## start STORED RECORDS
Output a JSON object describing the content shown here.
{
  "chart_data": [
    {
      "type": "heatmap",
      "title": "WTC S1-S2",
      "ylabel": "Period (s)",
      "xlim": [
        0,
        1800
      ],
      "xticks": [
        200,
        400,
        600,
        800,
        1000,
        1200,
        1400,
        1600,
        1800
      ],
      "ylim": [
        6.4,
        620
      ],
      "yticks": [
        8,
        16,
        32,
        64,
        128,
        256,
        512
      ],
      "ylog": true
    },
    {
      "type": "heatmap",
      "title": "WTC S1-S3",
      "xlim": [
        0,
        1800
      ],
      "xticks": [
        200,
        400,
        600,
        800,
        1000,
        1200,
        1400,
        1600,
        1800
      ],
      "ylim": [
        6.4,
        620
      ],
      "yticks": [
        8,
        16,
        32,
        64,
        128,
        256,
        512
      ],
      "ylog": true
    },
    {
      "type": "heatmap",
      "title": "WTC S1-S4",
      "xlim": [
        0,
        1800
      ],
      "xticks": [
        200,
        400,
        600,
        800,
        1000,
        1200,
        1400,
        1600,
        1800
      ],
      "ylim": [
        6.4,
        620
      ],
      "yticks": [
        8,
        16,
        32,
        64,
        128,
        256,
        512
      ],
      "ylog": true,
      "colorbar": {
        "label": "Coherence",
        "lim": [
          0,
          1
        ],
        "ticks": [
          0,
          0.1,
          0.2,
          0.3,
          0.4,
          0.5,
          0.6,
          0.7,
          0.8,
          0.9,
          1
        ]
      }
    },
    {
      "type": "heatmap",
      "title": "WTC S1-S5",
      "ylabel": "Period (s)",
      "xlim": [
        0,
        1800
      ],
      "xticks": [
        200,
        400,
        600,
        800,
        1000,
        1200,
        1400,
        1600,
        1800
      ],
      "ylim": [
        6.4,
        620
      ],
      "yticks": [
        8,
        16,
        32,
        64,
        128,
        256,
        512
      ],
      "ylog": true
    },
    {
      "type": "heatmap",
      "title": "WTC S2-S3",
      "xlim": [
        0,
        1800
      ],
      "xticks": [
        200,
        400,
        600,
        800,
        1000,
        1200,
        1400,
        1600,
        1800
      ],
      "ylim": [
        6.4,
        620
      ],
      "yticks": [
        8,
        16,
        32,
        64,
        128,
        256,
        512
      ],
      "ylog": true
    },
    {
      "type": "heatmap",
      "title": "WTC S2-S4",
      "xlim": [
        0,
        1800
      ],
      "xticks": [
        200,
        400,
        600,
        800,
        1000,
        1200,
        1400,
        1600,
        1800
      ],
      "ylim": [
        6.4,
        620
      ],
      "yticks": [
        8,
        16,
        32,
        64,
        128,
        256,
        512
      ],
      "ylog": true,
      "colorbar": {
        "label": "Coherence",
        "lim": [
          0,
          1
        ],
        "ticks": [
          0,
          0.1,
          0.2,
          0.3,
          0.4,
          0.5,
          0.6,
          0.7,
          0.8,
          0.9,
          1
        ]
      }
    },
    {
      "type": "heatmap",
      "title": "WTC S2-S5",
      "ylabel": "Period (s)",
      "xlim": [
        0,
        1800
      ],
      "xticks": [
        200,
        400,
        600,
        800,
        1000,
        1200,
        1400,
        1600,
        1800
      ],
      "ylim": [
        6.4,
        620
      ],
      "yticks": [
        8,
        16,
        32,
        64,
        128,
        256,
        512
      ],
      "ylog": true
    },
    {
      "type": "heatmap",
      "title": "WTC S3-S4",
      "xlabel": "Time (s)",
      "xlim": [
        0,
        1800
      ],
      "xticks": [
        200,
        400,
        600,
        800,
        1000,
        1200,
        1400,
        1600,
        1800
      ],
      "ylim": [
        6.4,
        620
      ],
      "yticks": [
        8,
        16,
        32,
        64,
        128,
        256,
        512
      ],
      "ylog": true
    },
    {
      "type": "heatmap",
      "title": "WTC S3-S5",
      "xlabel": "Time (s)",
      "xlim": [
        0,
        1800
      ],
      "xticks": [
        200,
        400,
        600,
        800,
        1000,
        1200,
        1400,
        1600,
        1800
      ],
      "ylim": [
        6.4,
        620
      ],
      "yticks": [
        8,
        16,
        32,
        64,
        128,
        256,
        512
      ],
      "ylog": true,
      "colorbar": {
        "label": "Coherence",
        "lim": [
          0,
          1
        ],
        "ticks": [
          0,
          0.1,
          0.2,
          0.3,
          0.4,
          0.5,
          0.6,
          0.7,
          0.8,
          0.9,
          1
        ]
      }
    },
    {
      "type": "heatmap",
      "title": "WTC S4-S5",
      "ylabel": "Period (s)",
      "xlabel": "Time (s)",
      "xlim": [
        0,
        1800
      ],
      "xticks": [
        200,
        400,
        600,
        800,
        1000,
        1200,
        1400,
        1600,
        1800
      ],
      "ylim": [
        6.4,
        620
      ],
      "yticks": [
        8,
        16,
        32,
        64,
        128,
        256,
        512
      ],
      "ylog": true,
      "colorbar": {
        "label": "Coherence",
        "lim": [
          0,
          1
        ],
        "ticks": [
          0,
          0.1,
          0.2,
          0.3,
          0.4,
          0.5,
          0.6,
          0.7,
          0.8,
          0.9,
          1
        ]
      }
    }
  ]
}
## end STORED RECORDS
**WRITTEN EXERCISE:** Transcribe every entry exactly, omitting nothing.

**EXERCISE OUTPUT:**
Output a JSON object describing the content shown here.
{
  "chart_data": [
    {
      "type": "heatmap",
      "title": "WTC S1-S2",
      "ylabel": "Period (s)",
      "xlim": [
        0,
        1800
      ],
      "xticks": [
        200,
        400,
        600,
        800,
        1000,
        1200,
        1400,
        1600,
        1800
      ],
      "ylim": [
        6.4,
        620
      ],
      "yticks": [
        8,
        16,
        32,
        64,
        128,
        256,
        512
      ],
      "ylog": true
    },
    {
      "type": "heatmap",
      "title": "WTC S1-S3",
      "xlim": [
        0,
        1800
      ],
      "xticks": [
        200,
        400,
        600,
        800,
        1000,
        1200,
        1400,
        1600,
        1800
      ],
      "ylim": [
        6.4,
        620
      ],
      "yticks": [
        8,
        16,
        32,
        64,
        128,
        256,
        512
      ],
      "ylog": true
    },
    {
      "type": "heatmap",
      "title": "WTC S1-S4",
      "xlim": [
        0,
        1800
      ],
      "xticks": [
        200,
        400,
        600,
        800,
        1000,
        1200,
        1400,
        1600,
        1800
      ],
      "ylim": [
        6.4,
        620
      ],
      "yticks": [
        8,
        16,
        32,
        64,
        128,
        256,
        512
      ],
      "ylog": true,
      "colorbar": {
        "label": "Coherence",
        "lim": [
          0,
          1
        ],
        "ticks": [
          0,
          0.1,
          0.2,
          0.3,
          0.4,
          0.5,
          0.6,
          0.7,
          0.8,
          0.9,
          1
        ]
      }
    },
    {
      "type": "heatmap",
      "title": "WTC S1-S5",
      "ylabel": "Period (s)",
      "xlim": [
        0,
        1800
      ],
      "xticks": [
        200,
        400,
        600,
        800,
        1000,
        1200,
        1400,
        1600,
        1800
      ],
      "ylim": [
        6.4,
        620
      ],
      "yticks": [
        8,
        16,
        32,
        64,
        128,
        256,
        512
      ],
      "ylog": true
    },
    {
      "type": "heatmap",
      "title": "WTC S2-S3",
      "xlim": [
        0,
        1800
      ],
      "xticks": [
        200,
        400,
        600,
        800,
        1000,
        1200,
        1400,
        1600,
        1800
      ],
      "ylim": [
        6.4,
        620
      ],
      "yticks": [
        8,
        16,
        32,
        64,
        128,
        256,
        512
      ],
      "ylog": true
    },
    {
      "type": "heatmap",
      "title": "WTC S2-S4",
      "xlim": [
        0,
        1800
      ],
      "xticks": [
        200,
        400,
        600,
        800,
        1000,
        1200,
        1400,
        1600,
        1800
      ],
      "ylim": [
        6.4,
        620
      ],
      "yticks": [
        8,
        16,
        32,
        64,
        128,
        256,
        512
      ],
      "ylog": true,
      "colorbar": {
        "label": "Coherence",
        "lim": [
          0,
          1
        ],
        "ticks": [
          0,
          0.1,
          0.2,
          0.3,
          0.4,
          0.5,
          0.6,
          0.7,
          0.8,
          0.9,
          1
        ]
      }
    },
    {
      "type": "heatmap",
      "title": "WTC S2-S5",
      "ylabel": "Period (s)",
      "xlim": [
        0,
        1800
      ],
      "xticks": [
        200,
        400,
        600,
        800,
        1000,
        1200,
        1400,
        1600,
        1800
      ],
      "ylim": [
        6.4,
        620
      ],
      "yticks": [
        8,
        16,
        32,
        64,
        128,
        256,
        512
      ],
      "ylog": true
    },
    {
      "type": "heatmap",
      "title": "WTC S3-S4",
      "xlabel": "Time (s)",
      "xlim": [
        0,
        1800
      ],
      "xticks": [
        200,
        400,
        600,
        800,
        1000,
        1200,
        1400,
        1600,
        1800
      ],
      "ylim": [
        6.4,
        620
      ],
      "yticks": [
        8,
        16,
        32,
        64,
        128,
        256,
        512
      ],
      "ylog": true
    },
    {
      "type": "heatmap",
      "title": "WTC S3-S5",
      "xlabel": "Time (s)",
      "xlim": [
        0,
        1800
      ],
      "xticks": [
        200,
        400,
        600,
        800,
        1000,
        1200,
        1400,
        1600,
        1800
      ],
      "ylim": [
        6.4,
        620
      ],
      "yticks": [
        8,
        16,
        32,
        64,
        128,
        256,
        512
      ],
      "ylog": true,
      "colorbar": {
        "label": "Coherence",
        "lim": [
          0,
          1
        ],
        "ticks": [
          0,
          0.1,
          0.2,
          0.3,
          0.4,
          0.5,
          0.6,
          0.7,
          0.8,
          0.9,
          1
        ]
      }
    },
    {
      "type": "heatmap",
      "title": "WTC S4-S5",
      "ylabel": "Period (s)",
      "xlabel": "Time (s)",
      "xlim": [
        0,
        1800
      ],
      "xticks": [
        200,
        400,
        600,
        800,
        1000,
        1200,
        1400,
        1600,
        1800
      ],
      "ylim": [
        6.4,
        620
      ],
      "yticks": [
        8,
        16,
        32,
        64,
        128,
        256,
        512
      ],
      "ylog": true,
      "colorbar": {
        "label": "Coherence",
        "lim": [
          0,
          1
        ],
        "ticks": [
          0,
          0.1,
          0.2,
          0.3,
          0.4,
          0.5,
          0.6,
          0.7,
          0.8,
          0.9,
          1
        ]
      }
    }
  ]
}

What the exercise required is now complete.